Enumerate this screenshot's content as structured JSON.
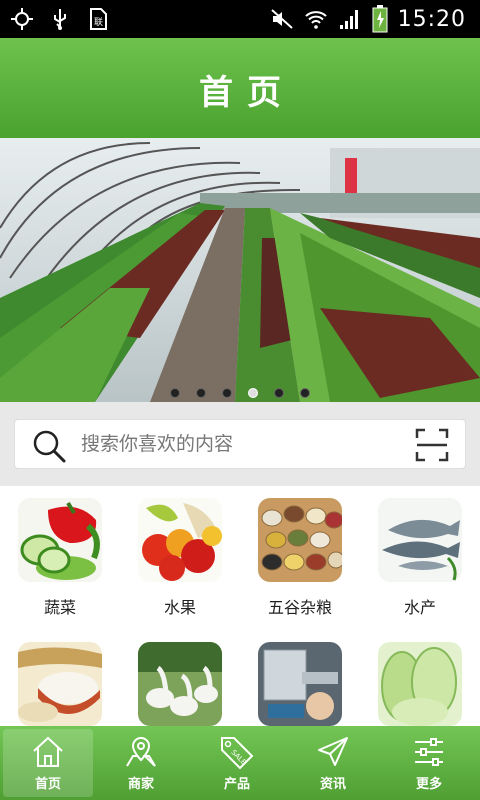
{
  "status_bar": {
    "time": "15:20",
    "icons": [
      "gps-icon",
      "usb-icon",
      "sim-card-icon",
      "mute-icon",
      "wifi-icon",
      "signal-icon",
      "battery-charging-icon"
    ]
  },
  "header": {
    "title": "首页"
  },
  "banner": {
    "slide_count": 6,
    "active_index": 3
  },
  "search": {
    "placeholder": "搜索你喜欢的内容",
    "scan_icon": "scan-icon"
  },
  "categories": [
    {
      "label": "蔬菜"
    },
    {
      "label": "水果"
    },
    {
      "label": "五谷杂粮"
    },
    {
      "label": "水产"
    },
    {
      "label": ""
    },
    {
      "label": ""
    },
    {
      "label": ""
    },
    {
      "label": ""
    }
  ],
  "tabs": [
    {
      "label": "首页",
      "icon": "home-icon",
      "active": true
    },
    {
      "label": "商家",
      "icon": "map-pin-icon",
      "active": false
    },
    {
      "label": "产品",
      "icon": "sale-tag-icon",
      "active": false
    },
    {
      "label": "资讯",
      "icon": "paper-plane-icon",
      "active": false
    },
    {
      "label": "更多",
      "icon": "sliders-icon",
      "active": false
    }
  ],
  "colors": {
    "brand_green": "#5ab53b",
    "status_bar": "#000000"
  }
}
■ ■ ■ ■ ■ ■ ■
▶ REQUIRED WORK:
Reproduce the material in full, word for word, and omit the pictures.

▶ EXPECTED ANSWER:
Enumerate this screenshot's content as structured JSON.
{
  "status_bar": {
    "time": "15:20",
    "icons": [
      "gps-icon",
      "usb-icon",
      "sim-card-icon",
      "mute-icon",
      "wifi-icon",
      "signal-icon",
      "battery-charging-icon"
    ]
  },
  "header": {
    "title": "首页"
  },
  "banner": {
    "slide_count": 6,
    "active_index": 3
  },
  "search": {
    "placeholder": "搜索你喜欢的内容",
    "scan_icon": "scan-icon"
  },
  "categories": [
    {
      "label": "蔬菜"
    },
    {
      "label": "水果"
    },
    {
      "label": "五谷杂粮"
    },
    {
      "label": "水产"
    },
    {
      "label": ""
    },
    {
      "label": ""
    },
    {
      "label": ""
    },
    {
      "label": ""
    }
  ],
  "tabs": [
    {
      "label": "首页",
      "icon": "home-icon",
      "active": true
    },
    {
      "label": "商家",
      "icon": "map-pin-icon",
      "active": false
    },
    {
      "label": "产品",
      "icon": "sale-tag-icon",
      "active": false
    },
    {
      "label": "资讯",
      "icon": "paper-plane-icon",
      "active": false
    },
    {
      "label": "更多",
      "icon": "sliders-icon",
      "active": false
    }
  ],
  "colors": {
    "brand_green": "#5ab53b",
    "status_bar": "#000000"
  }
}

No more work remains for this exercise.